▶ [Your objective]: The valve actuation patent text below lists known methods for extending the dilution tolerance limit of an engine. Name all of them.

▶ [Selection]:
Abstract:
The present invention provides a valve actuation system for an internal combustion engine. The valve actuation system of the present invention may provide an increased range of auto-ignition operation by providing a valve re-opening mechanism to provide products of combustion into the cylinder to increase the thermal efficiency and stability of the auto-ignition combustion process. The present invention allows the poppet valve re-opening timing, lift and duration to be tailored to specific engine architecture and operating conditions. Additionally, the present invention provides a method of re-opening a poppet valve of an internal combustion engine.

Description:
CROSS REFERENCE TO RELATED APPLICATION 
     This application claims the benefit of U.S. Provisional Application No. 60/674,213, filed Apr. 22, 2005, which is hereby incorporated by reference in its entirety. 
    
    
     TECHNICAL FIELD 
     The present invention relates to a valve actuation system for an internal combustion engine. 
     BACKGROUND OF THE INVENTION 
     Dilute combustion of gasoline in an internal combustion engine, using either air or recirculated exhaust gas, can enhance the thermal efficiency and decrease the production of oxides of Nitrogen (NOx). However, there is a limit to which an internal combustion engine may operate with a dilute mixture due to misfire and combustion instability resulting from a slow burn rate of the dilute mixture. Known methods to extend the dilution tolerance limit include: 1) improving the ignitability of the mixture by enhancing ignition and mixture preparation, 2) increasing the flame speed by introducing charge motion and turbulence, and 3) operating the engine in a controlled auto-ignition combustion mode. 
     The controlled auto-ignition process may be referred to as Homogeneous Charge Compression Ignition (HCCI). In this process, a charge mixture of combusted gases, air, and fuel is created and auto-ignition is initiated simultaneously from multiple ignition sites within the compressed charge mixture, thereby resulting in stable power output and high thermal efficiency. Since the combustion is highly dilute and uniformly distributed throughout the charge mixture, the temperature of the burnt gas is typically lower than that of a traditional spark ignited engine with a propagating flame front and a diesel engine with an attached diffusion flame. The reduced temperature of the burnt gas may result in reduced NOx emissions when operating in the HCCI mode. 
     Four stroke gasoline internal combustion engines may operate in a controlled auto-ignition combustion mode by employing various valve opening and closing strategies. By altering the operating characteristics of the exhaust valves and/or the intake valves, a high proportion of residual burnt gases or products of combustion may be retained within the cylinder of the internal combustion engine to provide favorable conditions to auto-ignite a highly dilute charge mixture. The range of engine speed and load over which controlled auto-ignition combustion can occur may be expanded by employing various valve operating strategies, thereby obviating the need to increase the compression ratio of the spark ignited internal combustion engine.

▶ [Data listing]:
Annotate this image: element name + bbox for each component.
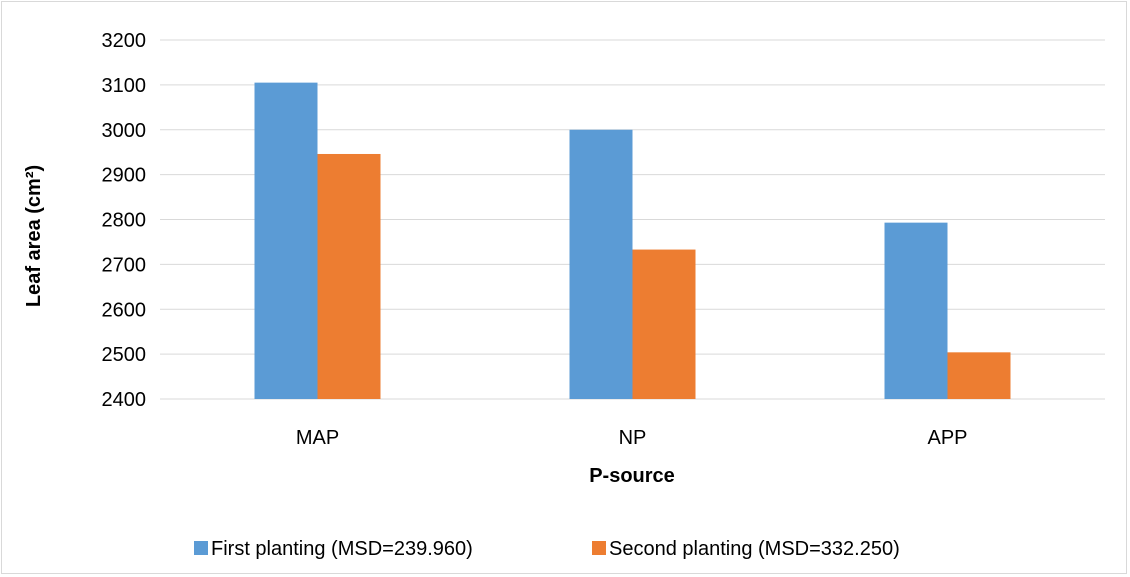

--

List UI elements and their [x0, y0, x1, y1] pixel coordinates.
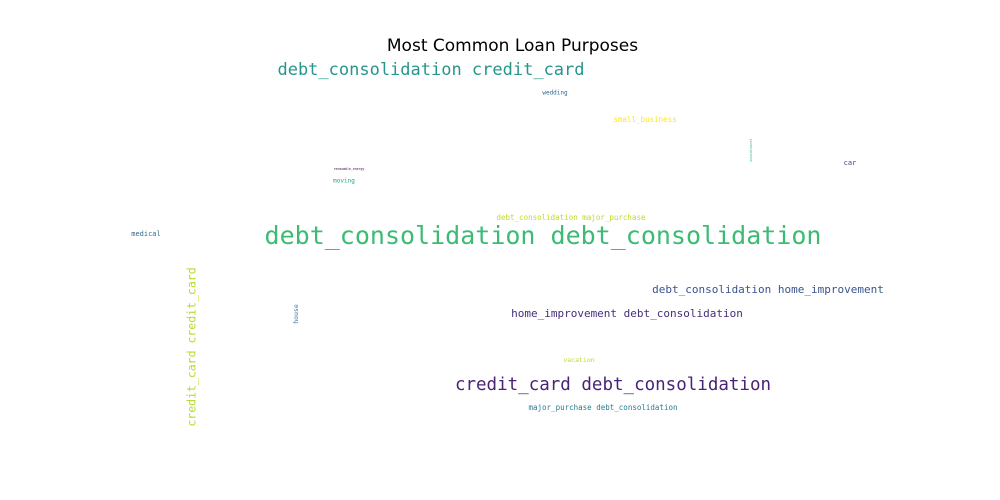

▶ [Result]:
1. Improving the ignitability of the mixture by enhancing ignition and mixture preparation
2. Increasing the flame speed by introducing charge motion and turbulence
3. Operating the engine in a controlled auto-ignition combustion mode